[Element position data]

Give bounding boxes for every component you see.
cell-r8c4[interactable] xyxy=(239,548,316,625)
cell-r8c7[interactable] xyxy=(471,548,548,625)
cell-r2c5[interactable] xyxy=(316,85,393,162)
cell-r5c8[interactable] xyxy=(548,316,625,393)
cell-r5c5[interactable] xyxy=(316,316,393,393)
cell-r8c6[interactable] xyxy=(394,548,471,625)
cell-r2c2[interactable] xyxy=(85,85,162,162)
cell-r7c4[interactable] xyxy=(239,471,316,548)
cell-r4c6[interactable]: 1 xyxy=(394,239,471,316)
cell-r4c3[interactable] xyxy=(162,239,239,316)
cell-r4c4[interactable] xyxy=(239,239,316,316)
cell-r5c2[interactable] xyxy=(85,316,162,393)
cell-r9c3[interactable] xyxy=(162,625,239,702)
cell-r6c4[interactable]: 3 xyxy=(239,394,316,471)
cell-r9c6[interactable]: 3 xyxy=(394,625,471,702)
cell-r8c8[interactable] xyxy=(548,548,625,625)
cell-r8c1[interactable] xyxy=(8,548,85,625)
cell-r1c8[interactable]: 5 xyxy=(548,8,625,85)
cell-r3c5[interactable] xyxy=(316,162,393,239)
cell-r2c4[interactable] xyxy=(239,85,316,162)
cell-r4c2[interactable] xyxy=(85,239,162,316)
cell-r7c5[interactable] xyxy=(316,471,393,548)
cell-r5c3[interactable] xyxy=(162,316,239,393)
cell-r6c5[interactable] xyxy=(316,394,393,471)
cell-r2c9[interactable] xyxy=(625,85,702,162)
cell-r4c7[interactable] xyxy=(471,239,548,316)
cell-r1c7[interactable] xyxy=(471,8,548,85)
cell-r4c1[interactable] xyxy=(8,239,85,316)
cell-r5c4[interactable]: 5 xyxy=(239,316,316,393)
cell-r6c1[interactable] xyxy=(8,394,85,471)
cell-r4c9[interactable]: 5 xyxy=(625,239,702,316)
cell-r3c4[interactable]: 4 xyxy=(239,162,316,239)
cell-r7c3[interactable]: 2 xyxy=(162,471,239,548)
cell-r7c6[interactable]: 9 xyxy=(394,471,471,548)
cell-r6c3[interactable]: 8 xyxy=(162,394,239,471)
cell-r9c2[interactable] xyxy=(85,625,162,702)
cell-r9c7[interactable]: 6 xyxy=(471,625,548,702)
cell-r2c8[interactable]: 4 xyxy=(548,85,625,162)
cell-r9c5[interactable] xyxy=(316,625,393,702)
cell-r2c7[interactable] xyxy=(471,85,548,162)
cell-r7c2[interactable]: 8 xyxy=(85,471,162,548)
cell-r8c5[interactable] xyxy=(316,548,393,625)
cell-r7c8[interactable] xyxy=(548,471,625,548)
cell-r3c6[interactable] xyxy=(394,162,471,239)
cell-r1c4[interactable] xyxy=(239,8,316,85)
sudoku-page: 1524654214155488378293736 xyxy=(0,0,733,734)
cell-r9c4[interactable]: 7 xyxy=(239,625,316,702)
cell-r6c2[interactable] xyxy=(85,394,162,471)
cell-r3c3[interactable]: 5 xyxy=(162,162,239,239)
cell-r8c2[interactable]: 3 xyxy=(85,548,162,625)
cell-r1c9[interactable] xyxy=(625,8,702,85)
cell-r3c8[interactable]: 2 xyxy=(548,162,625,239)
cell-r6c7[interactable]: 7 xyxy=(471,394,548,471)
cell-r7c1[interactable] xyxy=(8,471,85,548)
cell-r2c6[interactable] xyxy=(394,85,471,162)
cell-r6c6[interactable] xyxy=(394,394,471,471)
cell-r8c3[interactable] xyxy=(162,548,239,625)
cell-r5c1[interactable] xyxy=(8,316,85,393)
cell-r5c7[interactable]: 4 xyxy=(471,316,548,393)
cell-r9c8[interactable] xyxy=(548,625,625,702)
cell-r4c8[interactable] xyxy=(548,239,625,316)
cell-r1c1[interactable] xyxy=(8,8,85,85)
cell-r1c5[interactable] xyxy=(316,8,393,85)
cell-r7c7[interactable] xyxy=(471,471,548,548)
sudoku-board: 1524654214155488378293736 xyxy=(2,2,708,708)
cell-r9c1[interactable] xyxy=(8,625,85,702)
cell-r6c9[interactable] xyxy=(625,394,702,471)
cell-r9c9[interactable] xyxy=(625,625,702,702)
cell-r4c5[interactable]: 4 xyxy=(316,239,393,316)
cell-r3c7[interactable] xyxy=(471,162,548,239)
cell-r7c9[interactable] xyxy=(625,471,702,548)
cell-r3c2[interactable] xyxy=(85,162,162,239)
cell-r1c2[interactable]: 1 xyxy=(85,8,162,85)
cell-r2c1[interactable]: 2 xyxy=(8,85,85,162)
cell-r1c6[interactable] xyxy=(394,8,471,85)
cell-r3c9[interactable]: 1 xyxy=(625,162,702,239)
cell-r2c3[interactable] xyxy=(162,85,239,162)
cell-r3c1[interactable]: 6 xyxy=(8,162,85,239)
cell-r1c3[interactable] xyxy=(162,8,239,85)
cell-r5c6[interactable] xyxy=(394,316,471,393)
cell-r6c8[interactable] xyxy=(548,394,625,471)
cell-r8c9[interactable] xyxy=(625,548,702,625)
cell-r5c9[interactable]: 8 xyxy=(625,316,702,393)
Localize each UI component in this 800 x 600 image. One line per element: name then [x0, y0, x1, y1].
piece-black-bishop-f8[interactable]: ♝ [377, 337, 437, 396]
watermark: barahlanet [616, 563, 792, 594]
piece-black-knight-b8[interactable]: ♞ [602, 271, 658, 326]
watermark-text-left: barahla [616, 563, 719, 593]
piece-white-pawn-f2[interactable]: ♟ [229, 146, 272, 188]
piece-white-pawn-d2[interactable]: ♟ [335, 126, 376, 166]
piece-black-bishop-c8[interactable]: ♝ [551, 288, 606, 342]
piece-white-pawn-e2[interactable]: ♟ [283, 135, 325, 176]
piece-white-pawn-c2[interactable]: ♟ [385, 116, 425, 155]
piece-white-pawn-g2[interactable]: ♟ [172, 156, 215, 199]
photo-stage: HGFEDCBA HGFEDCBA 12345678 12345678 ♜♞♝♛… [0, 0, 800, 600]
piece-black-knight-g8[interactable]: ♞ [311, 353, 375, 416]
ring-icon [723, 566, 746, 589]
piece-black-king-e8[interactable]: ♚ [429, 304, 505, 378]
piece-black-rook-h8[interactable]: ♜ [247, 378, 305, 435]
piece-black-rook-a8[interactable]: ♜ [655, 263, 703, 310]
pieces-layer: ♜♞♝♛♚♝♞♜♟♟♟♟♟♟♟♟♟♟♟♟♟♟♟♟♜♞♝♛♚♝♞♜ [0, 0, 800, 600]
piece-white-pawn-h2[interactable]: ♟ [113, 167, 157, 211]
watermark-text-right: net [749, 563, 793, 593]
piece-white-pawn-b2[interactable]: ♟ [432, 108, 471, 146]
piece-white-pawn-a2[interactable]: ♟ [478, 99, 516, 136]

- CHALLENGE
Format all of the data above as a Markdown table with two columns, Row and Line. Number each line in order and leave out any blank lines.

- RESPONSE BELOW
| Row | Line |
|---|---|
| 1 | Give bounding boxes for every component you see. |
| 2 | cell-r8c4[interactable] xyxy=(239,548,316,625) |
| 3 | cell-r8c7[interactable] xyxy=(471,548,548,625) |
| 4 | cell-r2c5[interactable] xyxy=(316,85,393,162) |
| 5 | cell-r5c8[interactable] xyxy=(548,316,625,393) |
| 6 | cell-r5c5[interactable] xyxy=(316,316,393,393) |
| 7 | cell-r8c6[interactable] xyxy=(394,548,471,625) |
| 8 | cell-r2c2[interactable] xyxy=(85,85,162,162) |
| 9 | cell-r7c4[interactable] xyxy=(239,471,316,548) |
| 10 | cell-r4c6[interactable]: 1 xyxy=(394,239,471,316) |
| 11 | cell-r4c3[interactable] xyxy=(162,239,239,316) |
| 12 | cell-r4c4[interactable] xyxy=(239,239,316,316) |
| 13 | cell-r5c2[interactable] xyxy=(85,316,162,393) |
| 14 | cell-r9c3[interactable] xyxy=(162,625,239,702) |
| 15 | cell-r6c4[interactable]: 3 xyxy=(239,394,316,471) |
| 16 | cell-r9c6[interactable]: 3 xyxy=(394,625,471,702) |
| 17 | cell-r8c8[interactable] xyxy=(548,548,625,625) |
| 18 | cell-r8c1[interactable] xyxy=(8,548,85,625) |
| 19 | cell-r1c8[interactable]: 5 xyxy=(548,8,625,85) |
| 20 | cell-r3c5[interactable] xyxy=(316,162,393,239) |
| 21 | cell-r2c4[interactable] xyxy=(239,85,316,162) |
| 22 | cell-r4c2[interactable] xyxy=(85,239,162,316) |
| 23 | cell-r7c5[interactable] xyxy=(316,471,393,548) |
| 24 | cell-r5c3[interactable] xyxy=(162,316,239,393) |
| 25 | cell-r6c5[interactable] xyxy=(316,394,393,471) |
| 26 | cell-r2c9[interactable] xyxy=(625,85,702,162) |
| 27 | cell-r4c7[interactable] xyxy=(471,239,548,316) |
| 28 | cell-r1c7[interactable] xyxy=(471,8,548,85) |
| 29 | cell-r4c1[interactable] xyxy=(8,239,85,316) |
| 30 | cell-r5c4[interactable]: 5 xyxy=(239,316,316,393) |
| 31 | cell-r6c1[interactable] xyxy=(8,394,85,471) |
| 32 | cell-r4c9[interactable]: 5 xyxy=(625,239,702,316) |
| 33 | cell-r3c4[interactable]: 4 xyxy=(239,162,316,239) |
| 34 | cell-r7c3[interactable]: 2 xyxy=(162,471,239,548) |
| 35 | cell-r7c6[interactable]: 9 xyxy=(394,471,471,548) |
| 36 | cell-r6c3[interactable]: 8 xyxy=(162,394,239,471) |
| 37 | cell-r9c2[interactable] xyxy=(85,625,162,702) |
| 38 | cell-r9c7[interactable]: 6 xyxy=(471,625,548,702) |
| 39 | cell-r2c8[interactable]: 4 xyxy=(548,85,625,162) |
| 40 | cell-r9c5[interactable] xyxy=(316,625,393,702) |
| 41 | cell-r2c7[interactable] xyxy=(471,85,548,162) |
| 42 | cell-r7c2[interactable]: 8 xyxy=(85,471,162,548) |
| 43 | cell-r8c5[interactable] xyxy=(316,548,393,625) |
| 44 | cell-r7c8[interactable] xyxy=(548,471,625,548) |
| 45 | cell-r3c6[interactable] xyxy=(394,162,471,239) |
| 46 | cell-r1c4[interactable] xyxy=(239,8,316,85) |
| 47 | sudoku-page: 1524654214155488378293736 xyxy=(0,0,733,734) |
| 48 | cell-r9c4[interactable]: 7 xyxy=(239,625,316,702) |
| 49 | cell-r6c2[interactable] xyxy=(85,394,162,471) |
| 50 | cell-r3c3[interactable]: 5 xyxy=(162,162,239,239) |
| 51 | cell-r8c2[interactable]: 3 xyxy=(85,548,162,625) |
| 52 | cell-r1c9[interactable] xyxy=(625,8,702,85) |
| 53 | cell-r3c8[interactable]: 2 xyxy=(548,162,625,239) |
| 54 | cell-r6c7[interactable]: 7 xyxy=(471,394,548,471) |
| 55 | cell-r7c1[interactable] xyxy=(8,471,85,548) |
| 56 | cell-r2c6[interactable] xyxy=(394,85,471,162) |
| 57 | cell-r6c6[interactable] xyxy=(394,394,471,471) |
| 58 | cell-r8c3[interactable] xyxy=(162,548,239,625) |
| 59 | cell-r5c1[interactable] xyxy=(8,316,85,393) |
| 60 | cell-r5c7[interactable]: 4 xyxy=(471,316,548,393) |
| 61 | cell-r9c8[interactable] xyxy=(548,625,625,702) |
| 62 | cell-r4c8[interactable] xyxy=(548,239,625,316) |
| 63 | cell-r1c1[interactable] xyxy=(8,8,85,85) |
| 64 | cell-r1c5[interactable] xyxy=(316,8,393,85) |
| 65 | cell-r7c7[interactable] xyxy=(471,471,548,548) |
| 66 | sudoku-board: 1524654214155488378293736 xyxy=(2,2,708,708) |
| 67 | cell-r9c1[interactable] xyxy=(8,625,85,702) |
| 68 | cell-r6c9[interactable] xyxy=(625,394,702,471) |
| 69 | cell-r9c9[interactable] xyxy=(625,625,702,702) |
| 70 | cell-r4c5[interactable]: 4 xyxy=(316,239,393,316) |
| 71 | cell-r3c7[interactable] xyxy=(471,162,548,239) |
| 72 | cell-r7c9[interactable] xyxy=(625,471,702,548) |
| 73 | cell-r3c2[interactable] xyxy=(85,162,162,239) |
| 74 | cell-r1c2[interactable]: 1 xyxy=(85,8,162,85) |
| 75 | cell-r2c1[interactable]: 2 xyxy=(8,85,85,162) |
| 76 | cell-r1c6[interactable] xyxy=(394,8,471,85) |
| 77 | cell-r3c9[interactable]: 1 xyxy=(625,162,702,239) |
| 78 | cell-r2c3[interactable] xyxy=(162,85,239,162) |
| 79 | cell-r3c1[interactable]: 6 xyxy=(8,162,85,239) |
| 80 | cell-r1c3[interactable] xyxy=(162,8,239,85) |
| 81 | cell-r5c6[interactable] xyxy=(394,316,471,393) |
| 82 | cell-r6c8[interactable] xyxy=(548,394,625,471) |
| 83 | cell-r8c9[interactable] xyxy=(625,548,702,625) |
| 84 | cell-r5c9[interactable]: 8 xyxy=(625,316,702,393) |
| 85 | Localize each UI component in this 800 x 600 image. One line per element: name then [x0, y0, x1, y1]. |
| 86 | piece-black-bishop-f8[interactable]: ♝ [377, 337, 437, 396] |
| 87 | watermark: barahlanet [616, 563, 792, 594] |
| 88 | piece-black-knight-b8[interactable]: ♞ [602, 271, 658, 326] |
| 89 | watermark-text-left: barahla [616, 563, 719, 593] |
| 90 | piece-white-pawn-f2[interactable]: ♟ [229, 146, 272, 188] |
| 91 | piece-white-pawn-d2[interactable]: ♟ [335, 126, 376, 166] |
| 92 | piece-black-bishop-c8[interactable]: ♝ [551, 288, 606, 342] |
| 93 | piece-white-pawn-e2[interactable]: ♟ [283, 135, 325, 176] |
| 94 | piece-white-pawn-c2[interactable]: ♟ [385, 116, 425, 155] |
| 95 | piece-white-pawn-g2[interactable]: ♟ [172, 156, 215, 199] |
| 96 | photo-stage: HGFEDCBA HGFEDCBA 12345678 12345678 ♜♞♝♛… [0, 0, 800, 600] |
| 97 | piece-black-knight-g8[interactable]: ♞ [311, 353, 375, 416] |
| 98 | ring-icon [723, 566, 746, 589] |
| 99 | piece-black-king-e8[interactable]: ♚ [429, 304, 505, 378] |
| 100 | piece-black-rook-h8[interactable]: ♜ [247, 378, 305, 435] |
| 101 | piece-black-rook-a8[interactable]: ♜ [655, 263, 703, 310] |
| 102 | pieces-layer: ♜♞♝♛♚♝♞♜♟♟♟♟♟♟♟♟♟♟♟♟♟♟♟♟♜♞♝♛♚♝♞♜ [0, 0, 800, 600] |
| 103 | piece-white-pawn-h2[interactable]: ♟ [113, 167, 157, 211] |
| 104 | watermark-text-right: net [749, 563, 793, 593] |
| 105 | piece-white-pawn-b2[interactable]: ♟ [432, 108, 471, 146] |
| 106 | piece-white-pawn-a2[interactable]: ♟ [478, 99, 516, 136] |